CONSIGNE. Reprenez mot pour mot et en entier l'extrait sur la politique étrangère espagnole.

Ce retour dans le monde, initié par Felipe González, a été renforcé par José María Aznar. Bien que l’on puisse être en désaccord avec la vision d’Aznar, l’existence de celle-ci est incontestable. Très méfiant envers le fédéralisme et l’axe franco-allemand, la politique étrangère d’Aznar a été un succès selon les normes que ce dernier avait fixées. Bien que cette politique ait contribué à la division de l’Europe en deux blocs sur la question de l’Irak, elle a réussi à placer Madrid sur l’axe Atlantique au même point que Washington et Londres, et a donné un nouvel élan à l’influence internationale de l’Espagne.

Il est courant d’attribuer les succès passés de la politique étrangère espagnole à un solide consensus entre les deux partis établis. Ce consensus, cependant, est un mythe qui ignore les énormes différences entre les positions défendues par les socialistes et le Parti populaire conservateur. Basée sur un raisonnement erroné, cette interprétation conventionnelle néglige la vérité. Cette dernière est que la réussite de la politique étrangère des deux partis était tout simplement due au niveau d’activité.

DONNÉES ENREGISTRÉES.

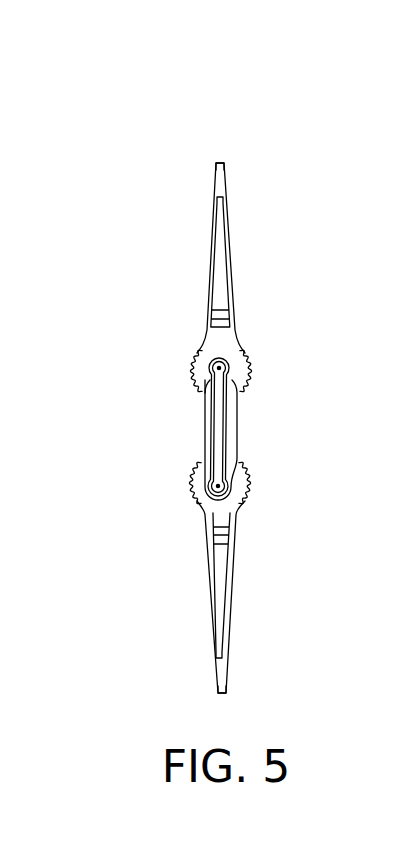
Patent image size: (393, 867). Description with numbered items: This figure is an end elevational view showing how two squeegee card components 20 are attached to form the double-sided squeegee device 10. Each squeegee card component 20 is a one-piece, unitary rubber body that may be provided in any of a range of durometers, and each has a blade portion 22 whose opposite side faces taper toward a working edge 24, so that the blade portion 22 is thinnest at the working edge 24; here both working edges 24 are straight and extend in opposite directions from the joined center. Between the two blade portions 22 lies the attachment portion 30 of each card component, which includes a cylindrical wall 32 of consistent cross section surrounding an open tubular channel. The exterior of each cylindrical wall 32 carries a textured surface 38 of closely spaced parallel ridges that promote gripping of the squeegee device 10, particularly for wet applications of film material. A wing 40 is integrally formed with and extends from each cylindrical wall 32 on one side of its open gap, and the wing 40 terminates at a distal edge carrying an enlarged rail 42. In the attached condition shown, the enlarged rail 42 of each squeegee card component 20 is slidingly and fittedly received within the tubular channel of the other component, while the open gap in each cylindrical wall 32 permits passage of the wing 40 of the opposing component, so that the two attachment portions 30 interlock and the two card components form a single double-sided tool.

The double-sided squeegee device 10 is at (298, 138).
The squeegee card component 20 is at (244, 275).
The blade portion 22 is at (225, 243).
The working edge 24 is at (220, 160).
The attachment portion 30 is at (260, 456).
The cylindrical wall 32 is at (192, 370).
The textured surface 38 is at (196, 350).
The wing 40 is at (228, 413).
The enlarged rail 42 is at (222, 367).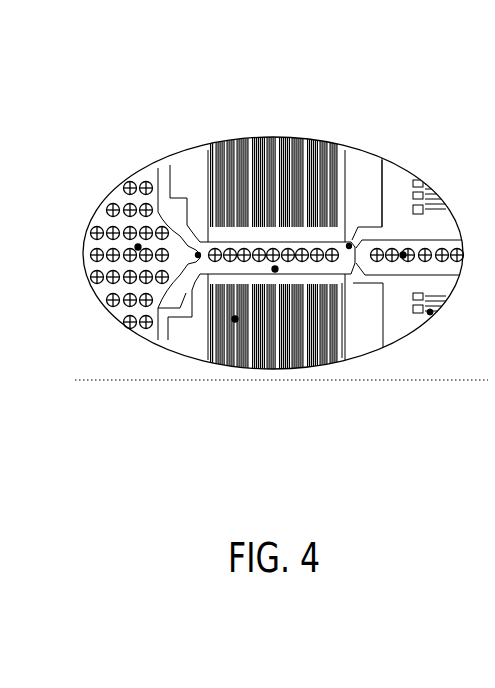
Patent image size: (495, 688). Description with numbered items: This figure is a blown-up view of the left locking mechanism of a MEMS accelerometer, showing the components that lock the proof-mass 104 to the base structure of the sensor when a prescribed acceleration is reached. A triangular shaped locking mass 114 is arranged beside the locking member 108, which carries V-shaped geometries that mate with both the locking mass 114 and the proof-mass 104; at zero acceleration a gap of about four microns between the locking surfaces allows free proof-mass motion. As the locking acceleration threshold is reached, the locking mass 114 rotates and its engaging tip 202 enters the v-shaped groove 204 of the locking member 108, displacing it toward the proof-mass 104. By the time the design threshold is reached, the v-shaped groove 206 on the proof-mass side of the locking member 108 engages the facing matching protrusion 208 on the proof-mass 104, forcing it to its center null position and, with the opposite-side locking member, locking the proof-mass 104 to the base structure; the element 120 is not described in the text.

The proof-mass 104 is at (403, 255).
The locking member 108 is at (333, 358).
The locking mass 114 is at (122, 318).
The electrode 120 is at (210, 362).
The engaging tip 202 is at (187, 257).
The v-shaped groove 204 is at (198, 253).
The v-shaped groove 206 is at (349, 245).
The matching protrusion 208 is at (355, 257).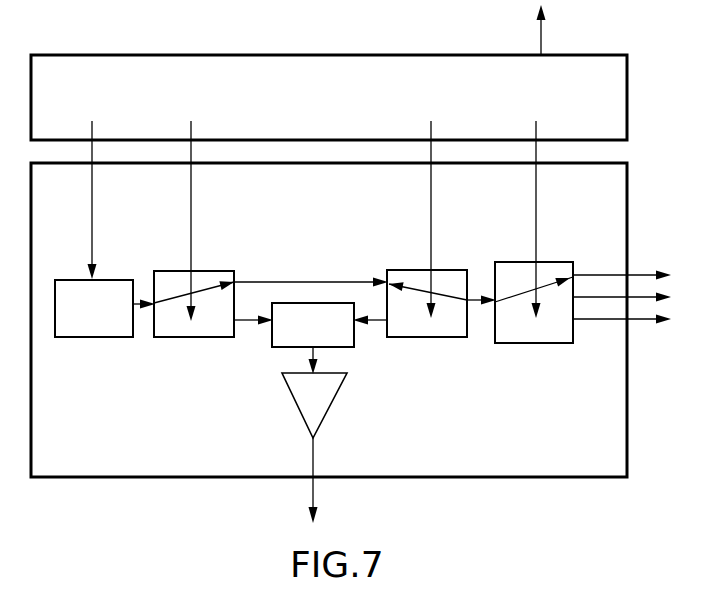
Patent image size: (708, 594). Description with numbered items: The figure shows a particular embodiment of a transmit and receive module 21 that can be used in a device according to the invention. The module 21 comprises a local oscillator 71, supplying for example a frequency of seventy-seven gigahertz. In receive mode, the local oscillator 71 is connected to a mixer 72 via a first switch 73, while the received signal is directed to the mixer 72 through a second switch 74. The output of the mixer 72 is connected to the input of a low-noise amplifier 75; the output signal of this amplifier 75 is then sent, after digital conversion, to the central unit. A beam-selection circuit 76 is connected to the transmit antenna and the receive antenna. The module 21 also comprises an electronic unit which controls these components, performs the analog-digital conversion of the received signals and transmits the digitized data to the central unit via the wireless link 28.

RÉPONSE RÉDIGÉE.
Ce retour dans le monde, initié par Felipe González, a été renforcé par José María Aznar. Bien que l’on puisse être en désaccord avec la vision d’Aznar, l’existence de celle-ci est incontestable. Très méfiant envers le fédéralisme et l’axe franco-allemand, la politique étrangère d’Aznar a été un succès selon les normes que ce dernier avait fixées. Bien que cette politique ait contribué à la division de l’Europe en deux blocs sur la question de l’Irak, elle a réussi à placer Madrid sur l’axe Atlantique au même point que Washington et Londres, et a donné un nouvel élan à l’influence internationale de l’Espagne.

Il est courant d’attribuer les succès passés de la politique étrangère espagnole à un solide consensus entre les deux partis établis. Ce consensus, cependant, est un mythe qui ignore les énormes différences entre les positions défendues par les socialistes et le Parti populaire conservateur. Basée sur un raisonnement erroné, cette interprétation conventionnelle néglige la vérité. Cette dernière est que la réussite de la politique étrangère des deux partis était tout simplement due au niveau d’activité.